# TASK OBJECTIVE
Leaving the pictures aside, repeat the entries exactly.

[THE DATA — start]

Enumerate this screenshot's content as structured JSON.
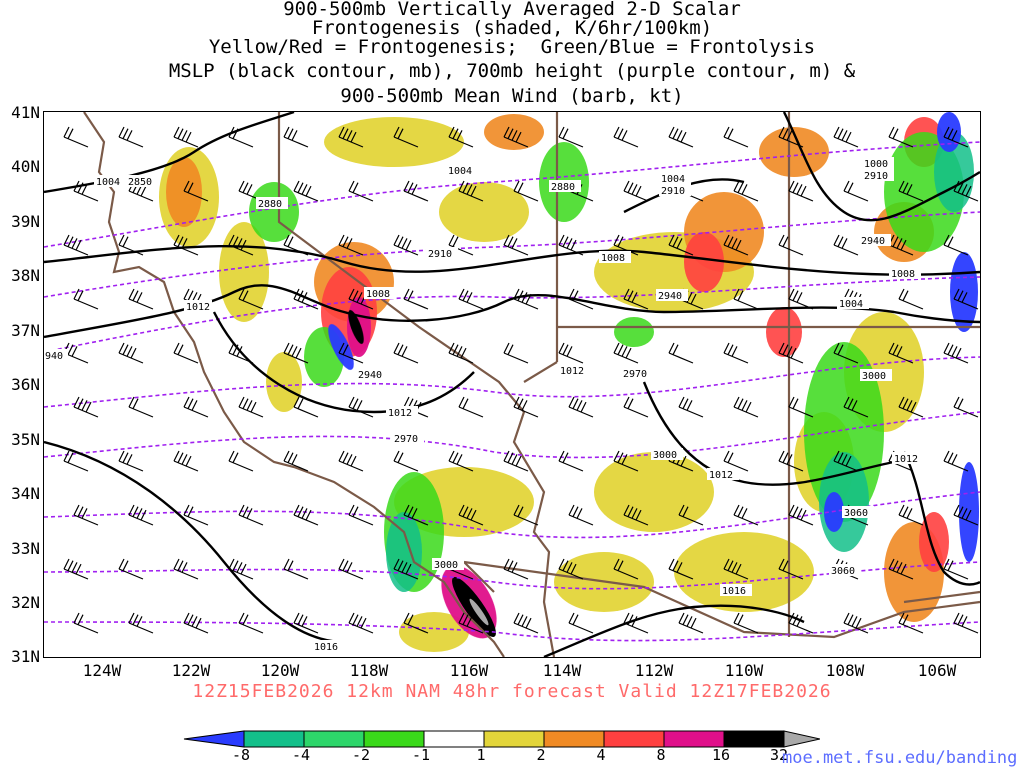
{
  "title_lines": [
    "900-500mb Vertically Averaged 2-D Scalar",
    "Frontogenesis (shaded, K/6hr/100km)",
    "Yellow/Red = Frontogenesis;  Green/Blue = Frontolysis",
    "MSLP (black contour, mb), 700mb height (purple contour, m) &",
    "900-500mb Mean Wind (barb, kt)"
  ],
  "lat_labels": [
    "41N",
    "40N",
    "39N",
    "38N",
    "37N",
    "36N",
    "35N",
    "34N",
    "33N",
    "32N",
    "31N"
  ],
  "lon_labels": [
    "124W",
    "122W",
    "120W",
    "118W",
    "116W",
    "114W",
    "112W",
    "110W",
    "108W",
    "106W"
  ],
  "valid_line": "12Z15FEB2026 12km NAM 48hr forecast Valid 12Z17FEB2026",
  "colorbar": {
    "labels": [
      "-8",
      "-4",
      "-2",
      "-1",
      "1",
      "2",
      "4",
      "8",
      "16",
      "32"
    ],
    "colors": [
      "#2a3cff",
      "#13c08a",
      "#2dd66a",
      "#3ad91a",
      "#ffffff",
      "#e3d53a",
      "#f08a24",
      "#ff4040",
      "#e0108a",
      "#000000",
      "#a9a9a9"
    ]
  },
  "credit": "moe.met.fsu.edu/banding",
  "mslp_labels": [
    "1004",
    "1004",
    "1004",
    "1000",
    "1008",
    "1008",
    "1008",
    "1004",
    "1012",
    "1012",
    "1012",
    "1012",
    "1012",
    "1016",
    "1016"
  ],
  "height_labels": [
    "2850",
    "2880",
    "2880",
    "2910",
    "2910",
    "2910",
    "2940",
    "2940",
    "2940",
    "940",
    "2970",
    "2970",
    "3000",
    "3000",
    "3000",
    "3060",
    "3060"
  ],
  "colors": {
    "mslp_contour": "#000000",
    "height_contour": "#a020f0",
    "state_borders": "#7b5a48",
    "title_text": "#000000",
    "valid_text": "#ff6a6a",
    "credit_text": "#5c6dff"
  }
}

[THE DATA — finish]

# EXERCISE OUTPUT
Enumerate this screenshot's content as structured JSON.
{
  "title_lines": [
    "900-500mb Vertically Averaged 2-D Scalar",
    "Frontogenesis (shaded, K/6hr/100km)",
    "Yellow/Red = Frontogenesis;  Green/Blue = Frontolysis",
    "MSLP (black contour, mb), 700mb height (purple contour, m) &",
    "900-500mb Mean Wind (barb, kt)"
  ],
  "lat_labels": [
    "41N",
    "40N",
    "39N",
    "38N",
    "37N",
    "36N",
    "35N",
    "34N",
    "33N",
    "32N",
    "31N"
  ],
  "lon_labels": [
    "124W",
    "122W",
    "120W",
    "118W",
    "116W",
    "114W",
    "112W",
    "110W",
    "108W",
    "106W"
  ],
  "valid_line": "12Z15FEB2026 12km NAM 48hr forecast Valid 12Z17FEB2026",
  "colorbar": {
    "labels": [
      "-8",
      "-4",
      "-2",
      "-1",
      "1",
      "2",
      "4",
      "8",
      "16",
      "32"
    ],
    "colors": [
      "#2a3cff",
      "#13c08a",
      "#2dd66a",
      "#3ad91a",
      "#ffffff",
      "#e3d53a",
      "#f08a24",
      "#ff4040",
      "#e0108a",
      "#000000",
      "#a9a9a9"
    ]
  },
  "credit": "moe.met.fsu.edu/banding",
  "mslp_labels": [
    "1004",
    "1004",
    "1004",
    "1000",
    "1008",
    "1008",
    "1008",
    "1004",
    "1012",
    "1012",
    "1012",
    "1012",
    "1012",
    "1016",
    "1016"
  ],
  "height_labels": [
    "2850",
    "2880",
    "2880",
    "2910",
    "2910",
    "2910",
    "2940",
    "2940",
    "2940",
    "940",
    "2970",
    "2970",
    "3000",
    "3000",
    "3000",
    "3060",
    "3060"
  ],
  "colors": {
    "mslp_contour": "#000000",
    "height_contour": "#a020f0",
    "state_borders": "#7b5a48",
    "title_text": "#000000",
    "valid_text": "#ff6a6a",
    "credit_text": "#5c6dff"
  }
}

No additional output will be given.